» **Required task**
Quote the records that follow in full, leaving the pictures out.
* Start Records for the task *
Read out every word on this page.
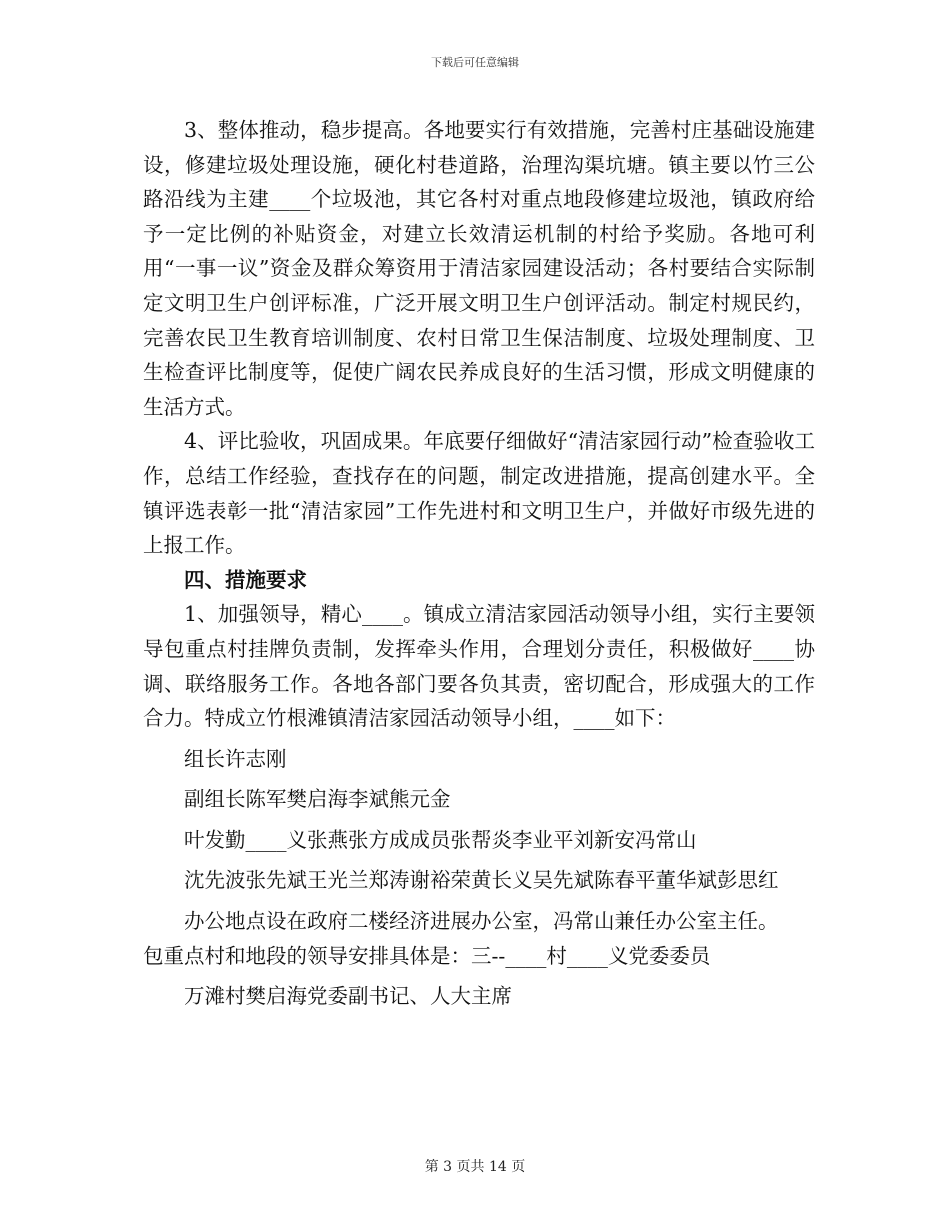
下载后可任意编辑

3、整体推动，稳步提高。各地要实行有效措施，完善村庄基础设施建设，修建垃圾处理设施，硬化村巷道路，治理沟渠坑塘。镇主要以竹三公路沿线为主建____个垃圾池，其它各村对重点地段修建垃圾池，镇政府给予一定比例的补贴资金，对建立长效清运机制的村给予奖励。各地可利用“一事一议”资金及群众筹资用于清洁家园建设活动；各村要结合实际制定文明卫生户创评标准，广泛开展文明卫生户创评活动。制定村规民约，完善农民卫生教育培训制度、农村日常卫生保洁制度、垃圾处理制度、卫生检查评比制度等，促使广阔农民养成良好的生活习惯，形成文明健康的生活方式。

4、评比验收，巩固成果。年底要仔细做好“清洁家园行动”检查验收工作，总结工作经验，查找存在的问题，制定改进措施，提高创建水平。全镇评选表彰一批“清洁家园”工作先进村和文明卫生户，并做好市级先进的上报工作。

四、措施要求

1、加强领导，精心____。镇成立清洁家园活动领导小组，实行主要领导包重点村挂牌负责制，发挥牵头作用，合理划分责任，积极做好____协调、联络服务工作。各地各部门要各负其责，密切配合，形成强大的工作合力。特成立竹根滩镇清洁家园活动领导小组，____如下：

组长许志刚

副组长陈军樊启海李斌熊元金

叶发勤____义张燕张方成成员张帮炎李业平刘新安冯常山

沈先波张先斌王光兰郑涛谢裕荣黄长义吴先斌陈春平董华斌彭思红

办公地点设在政府二楼经济进展办公室，冯常山兼任办公室主任。

包重点村和地段的领导安排具体是：三--____村____义党委委员

万滩村樊启海党委副书记、人大主席

第 3 页共 14 页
* End Records for the task *
» **Correct output**
Read out every word on this page.
下载后可任意编辑

3、整体推动，稳步提高。各地要实行有效措施，完善村庄基础设施建设，修建垃圾处理设施，硬化村巷道路，治理沟渠坑塘。镇主要以竹三公路沿线为主建____个垃圾池，其它各村对重点地段修建垃圾池，镇政府给予一定比例的补贴资金，对建立长效清运机制的村给予奖励。各地可利用“一事一议”资金及群众筹资用于清洁家园建设活动；各村要结合实际制定文明卫生户创评标准，广泛开展文明卫生户创评活动。制定村规民约，完善农民卫生教育培训制度、农村日常卫生保洁制度、垃圾处理制度、卫生检查评比制度等，促使广阔农民养成良好的生活习惯，形成文明健康的生活方式。

4、评比验收，巩固成果。年底要仔细做好“清洁家园行动”检查验收工作，总结工作经验，查找存在的问题，制定改进措施，提高创建水平。全镇评选表彰一批“清洁家园”工作先进村和文明卫生户，并做好市级先进的上报工作。

四、措施要求

1、加强领导，精心____。镇成立清洁家园活动领导小组，实行主要领导包重点村挂牌负责制，发挥牵头作用，合理划分责任，积极做好____协调、联络服务工作。各地各部门要各负其责，密切配合，形成强大的工作合力。特成立竹根滩镇清洁家园活动领导小组，____如下：

组长许志刚

副组长陈军樊启海李斌熊元金

叶发勤____义张燕张方成成员张帮炎李业平刘新安冯常山

沈先波张先斌王光兰郑涛谢裕荣黄长义吴先斌陈春平董华斌彭思红

办公地点设在政府二楼经济进展办公室，冯常山兼任办公室主任。

包重点村和地段的领导安排具体是：三--____村____义党委委员

万滩村樊启海党委副书记、人大主席

第 3 页共 14 页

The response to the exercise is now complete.